Skip the images and return the records below exactly.

(Stored items)
::::::::

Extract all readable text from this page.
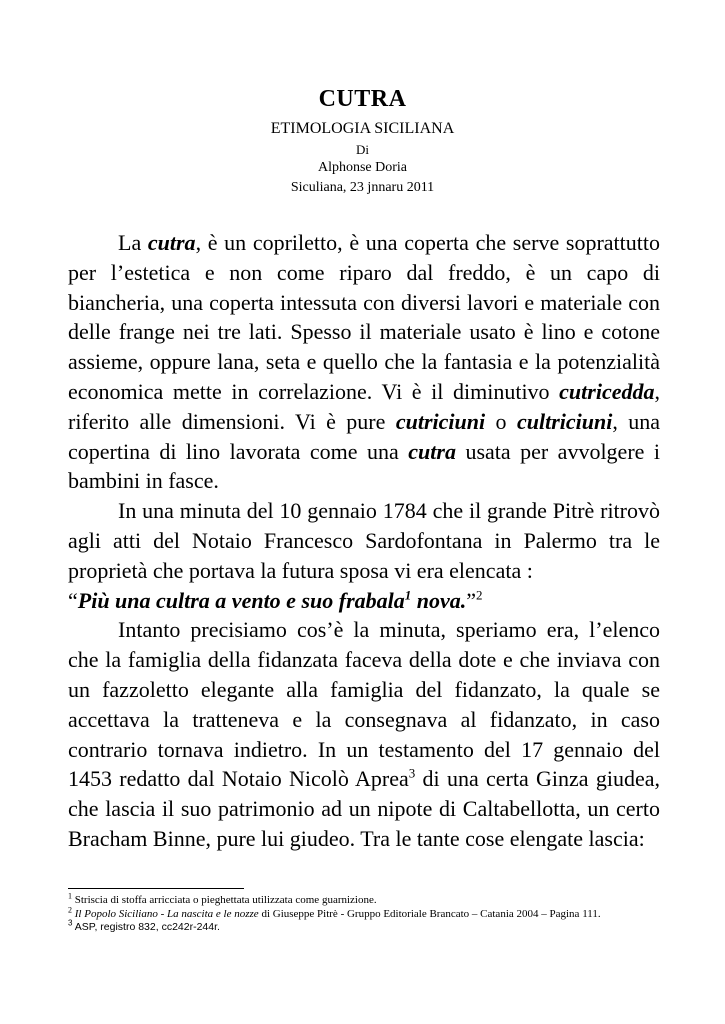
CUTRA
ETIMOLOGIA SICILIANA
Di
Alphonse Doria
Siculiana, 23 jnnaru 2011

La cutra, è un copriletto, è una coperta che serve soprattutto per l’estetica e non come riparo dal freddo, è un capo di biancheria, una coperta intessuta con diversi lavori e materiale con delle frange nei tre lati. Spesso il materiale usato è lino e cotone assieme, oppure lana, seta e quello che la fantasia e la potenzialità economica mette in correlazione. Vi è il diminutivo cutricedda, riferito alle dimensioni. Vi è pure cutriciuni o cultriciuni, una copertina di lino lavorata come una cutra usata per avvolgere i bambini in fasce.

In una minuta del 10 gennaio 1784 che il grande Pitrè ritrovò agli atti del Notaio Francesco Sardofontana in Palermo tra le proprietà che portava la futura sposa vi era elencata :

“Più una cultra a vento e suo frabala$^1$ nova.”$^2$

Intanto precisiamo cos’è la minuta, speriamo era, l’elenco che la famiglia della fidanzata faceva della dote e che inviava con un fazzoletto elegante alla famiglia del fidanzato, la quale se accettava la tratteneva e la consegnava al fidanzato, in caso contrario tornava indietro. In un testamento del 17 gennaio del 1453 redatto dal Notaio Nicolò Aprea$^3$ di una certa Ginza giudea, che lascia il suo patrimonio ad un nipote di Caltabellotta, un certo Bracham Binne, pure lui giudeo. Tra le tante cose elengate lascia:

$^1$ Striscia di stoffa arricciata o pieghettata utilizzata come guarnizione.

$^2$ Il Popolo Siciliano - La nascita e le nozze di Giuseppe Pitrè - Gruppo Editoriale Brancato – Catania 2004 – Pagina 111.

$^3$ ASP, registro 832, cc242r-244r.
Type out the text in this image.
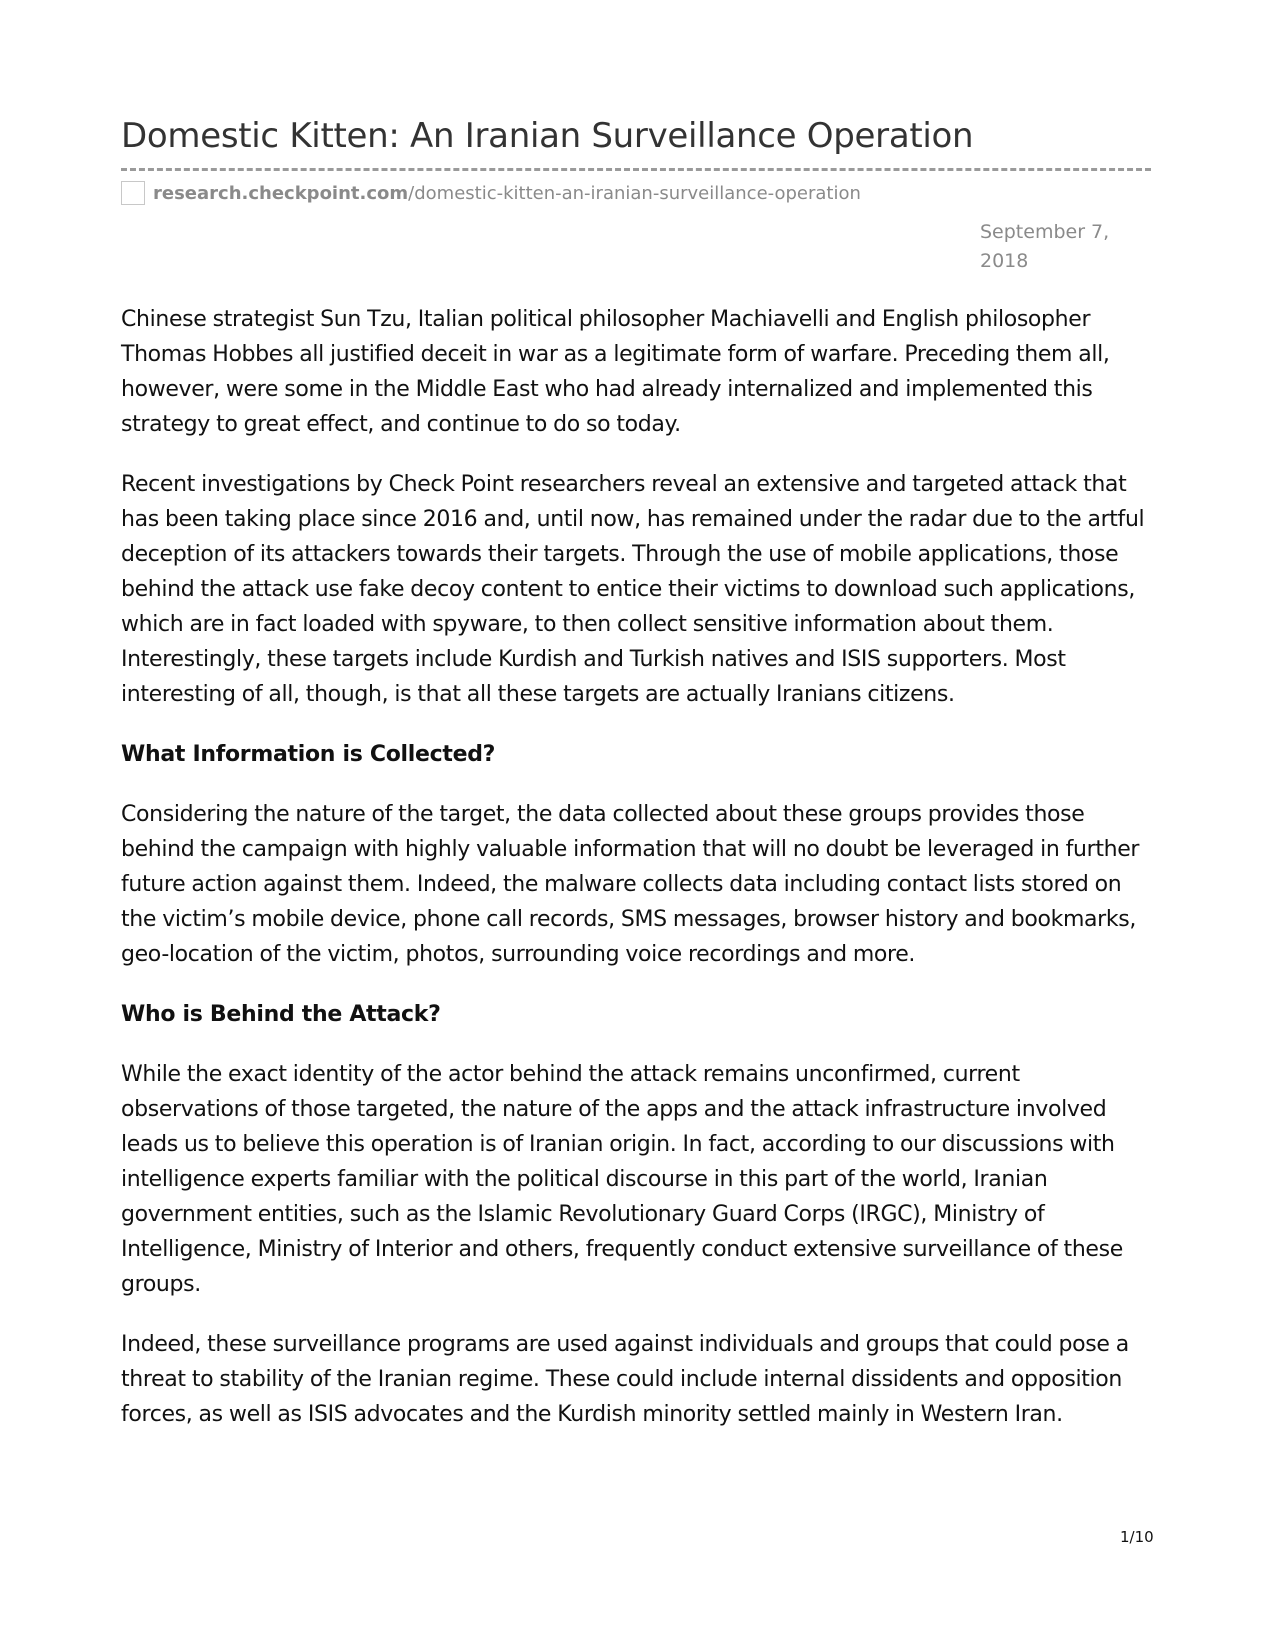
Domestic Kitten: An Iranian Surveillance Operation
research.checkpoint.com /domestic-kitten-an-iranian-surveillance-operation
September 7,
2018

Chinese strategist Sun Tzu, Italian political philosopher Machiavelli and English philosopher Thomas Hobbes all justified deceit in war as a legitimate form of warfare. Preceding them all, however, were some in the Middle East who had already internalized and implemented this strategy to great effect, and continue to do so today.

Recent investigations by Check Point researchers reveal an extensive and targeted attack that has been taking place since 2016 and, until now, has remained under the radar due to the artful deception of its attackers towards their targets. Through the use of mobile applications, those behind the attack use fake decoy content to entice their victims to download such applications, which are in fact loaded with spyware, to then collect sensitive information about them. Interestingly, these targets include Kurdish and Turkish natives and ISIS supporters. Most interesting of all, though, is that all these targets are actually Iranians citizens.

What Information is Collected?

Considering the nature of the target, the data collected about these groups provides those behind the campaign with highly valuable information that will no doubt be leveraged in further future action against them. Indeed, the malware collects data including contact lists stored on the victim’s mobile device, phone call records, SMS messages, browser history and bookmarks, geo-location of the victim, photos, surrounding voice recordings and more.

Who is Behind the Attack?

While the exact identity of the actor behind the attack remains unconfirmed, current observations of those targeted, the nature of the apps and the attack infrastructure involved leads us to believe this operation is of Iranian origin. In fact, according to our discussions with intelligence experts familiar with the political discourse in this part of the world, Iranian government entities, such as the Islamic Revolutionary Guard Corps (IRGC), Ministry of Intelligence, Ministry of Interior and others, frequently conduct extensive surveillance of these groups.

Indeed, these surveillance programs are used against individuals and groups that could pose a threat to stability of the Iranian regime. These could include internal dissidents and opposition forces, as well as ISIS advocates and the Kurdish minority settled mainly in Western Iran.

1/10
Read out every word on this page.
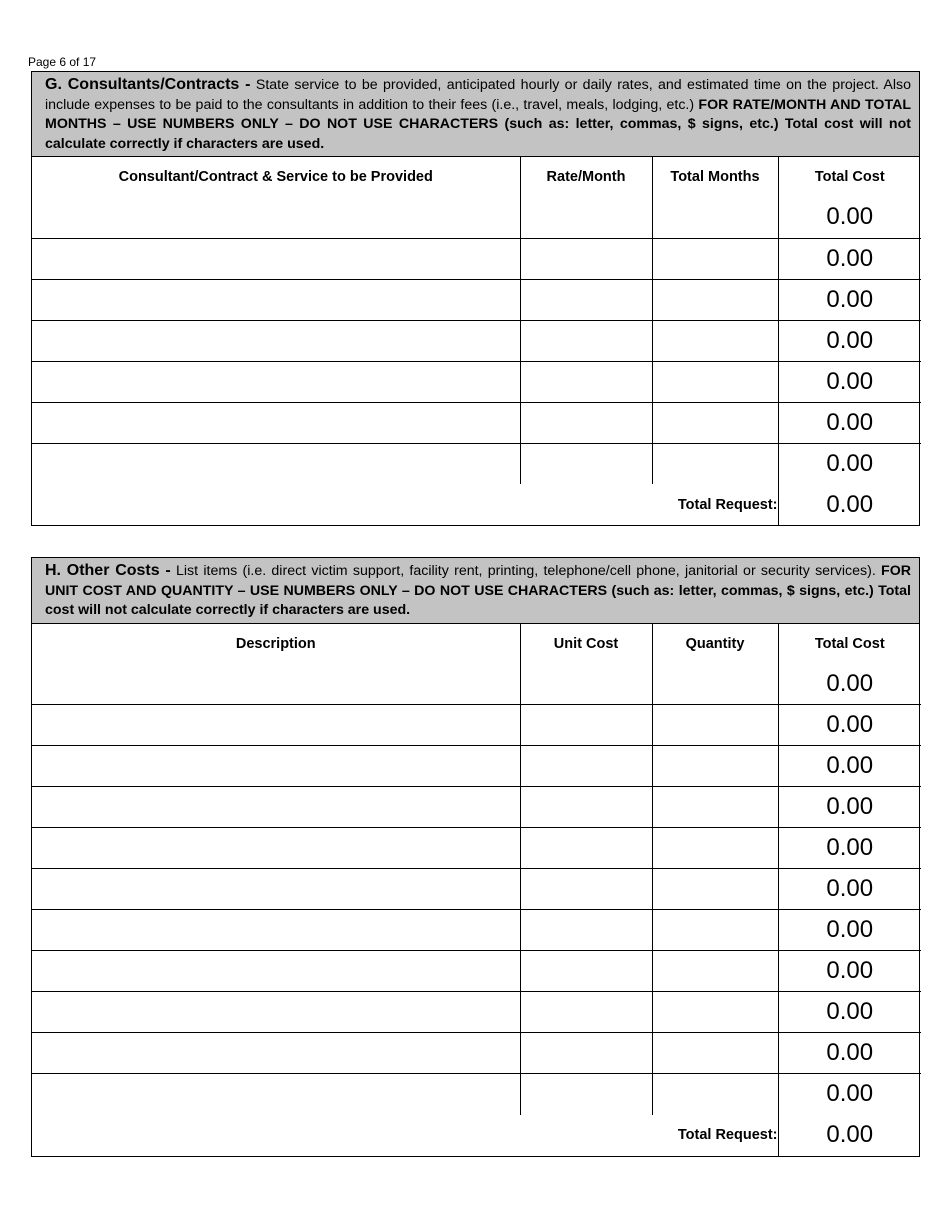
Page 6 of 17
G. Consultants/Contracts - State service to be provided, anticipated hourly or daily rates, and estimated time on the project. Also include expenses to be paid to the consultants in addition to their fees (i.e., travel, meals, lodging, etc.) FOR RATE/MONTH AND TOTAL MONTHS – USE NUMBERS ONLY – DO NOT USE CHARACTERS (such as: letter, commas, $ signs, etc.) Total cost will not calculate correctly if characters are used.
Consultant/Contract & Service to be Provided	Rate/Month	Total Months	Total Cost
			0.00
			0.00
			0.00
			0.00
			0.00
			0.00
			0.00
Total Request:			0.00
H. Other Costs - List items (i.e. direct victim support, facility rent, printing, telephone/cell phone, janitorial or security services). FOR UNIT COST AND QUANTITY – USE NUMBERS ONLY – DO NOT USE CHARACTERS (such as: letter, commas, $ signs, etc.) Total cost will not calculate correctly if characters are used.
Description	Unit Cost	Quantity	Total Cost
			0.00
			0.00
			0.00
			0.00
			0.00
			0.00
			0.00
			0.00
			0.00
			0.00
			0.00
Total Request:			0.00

::::::::

→ **ANSWER FOR THIS EXERCISE**:
Extract all readable text from this page.
CUTRA
ETIMOLOGIA SICILIANA
Di
Alphonse Doria
Siculiana, 23 jnnaru 2011

La cutra, è un copriletto, è una coperta che serve soprattutto per l’estetica e non come riparo dal freddo, è un capo di biancheria, una coperta intessuta con diversi lavori e materiale con delle frange nei tre lati. Spesso il materiale usato è lino e cotone assieme, oppure lana, seta e quello che la fantasia e la potenzialità economica mette in correlazione. Vi è il diminutivo cutricedda, riferito alle dimensioni. Vi è pure cutriciuni o cultriciuni, una copertina di lino lavorata come una cutra usata per avvolgere i bambini in fasce.

In una minuta del 10 gennaio 1784 che il grande Pitrè ritrovò agli atti del Notaio Francesco Sardofontana in Palermo tra le proprietà che portava la futura sposa vi era elencata :

“Più una cultra a vento e suo frabala$^1$ nova.”$^2$

Intanto precisiamo cos’è la minuta, speriamo era, l’elenco che la famiglia della fidanzata faceva della dote e che inviava con un fazzoletto elegante alla famiglia del fidanzato, la quale se accettava la tratteneva e la consegnava al fidanzato, in caso contrario tornava indietro. In un testamento del 17 gennaio del 1453 redatto dal Notaio Nicolò Aprea$^3$ di una certa Ginza giudea, che lascia il suo patrimonio ad un nipote di Caltabellotta, un certo Bracham Binne, pure lui giudeo. Tra le tante cose elengate lascia:

$^1$ Striscia di stoffa arricciata o pieghettata utilizzata come guarnizione.

$^2$ Il Popolo Siciliano - La nascita e le nozze di Giuseppe Pitrè - Gruppo Editoriale Brancato – Catania 2004 – Pagina 111.

$^3$ ASP, registro 832, cc242r-244r.
Type out the text in this image.
Domestic Kitten: An Iranian Surveillance Operation
research.checkpoint.com /domestic-kitten-an-iranian-surveillance-operation
September 7,
2018

Chinese strategist Sun Tzu, Italian political philosopher Machiavelli and English philosopher Thomas Hobbes all justified deceit in war as a legitimate form of warfare. Preceding them all, however, were some in the Middle East who had already internalized and implemented this strategy to great effect, and continue to do so today.

Recent investigations by Check Point researchers reveal an extensive and targeted attack that has been taking place since 2016 and, until now, has remained under the radar due to the artful deception of its attackers towards their targets. Through the use of mobile applications, those behind the attack use fake decoy content to entice their victims to download such applications, which are in fact loaded with spyware, to then collect sensitive information about them. Interestingly, these targets include Kurdish and Turkish natives and ISIS supporters. Most interesting of all, though, is that all these targets are actually Iranians citizens.

What Information is Collected?

Considering the nature of the target, the data collected about these groups provides those behind the campaign with highly valuable information that will no doubt be leveraged in further future action against them. Indeed, the malware collects data including contact lists stored on the victim’s mobile device, phone call records, SMS messages, browser history and bookmarks, geo-location of the victim, photos, surrounding voice recordings and more.

Who is Behind the Attack?

While the exact identity of the actor behind the attack remains unconfirmed, current observations of those targeted, the nature of the apps and the attack infrastructure involved leads us to believe this operation is of Iranian origin. In fact, according to our discussions with intelligence experts familiar with the political discourse in this part of the world, Iranian government entities, such as the Islamic Revolutionary Guard Corps (IRGC), Ministry of Intelligence, Ministry of Interior and others, frequently conduct extensive surveillance of these groups.

Indeed, these surveillance programs are used against individuals and groups that could pose a threat to stability of the Iranian regime. These could include internal dissidents and opposition forces, as well as ISIS advocates and the Kurdish minority settled mainly in Western Iran.

1/10
Read out every word on this page.
Page 6 of 17
G. Consultants/Contracts - State service to be provided, anticipated hourly or daily rates, and estimated time on the project. Also include expenses to be paid to the consultants in addition to their fees (i.e., travel, meals, lodging, etc.) FOR RATE/MONTH AND TOTAL MONTHS – USE NUMBERS ONLY – DO NOT USE CHARACTERS (such as: letter, commas, $ signs, etc.) Total cost will not calculate correctly if characters are used.
Consultant/Contract & Service to be Provided	Rate/Month	Total Months	Total Cost
			0.00
			0.00
			0.00
			0.00
			0.00
			0.00
			0.00
Total Request:			0.00
H. Other Costs - List items (i.e. direct victim support, facility rent, printing, telephone/cell phone, janitorial or security services). FOR UNIT COST AND QUANTITY – USE NUMBERS ONLY – DO NOT USE CHARACTERS (such as: letter, commas, $ signs, etc.) Total cost will not calculate correctly if characters are used.
Description	Unit Cost	Quantity	Total Cost
			0.00
			0.00
			0.00
			0.00
			0.00
			0.00
			0.00
			0.00
			0.00
			0.00
			0.00
Total Request:			0.00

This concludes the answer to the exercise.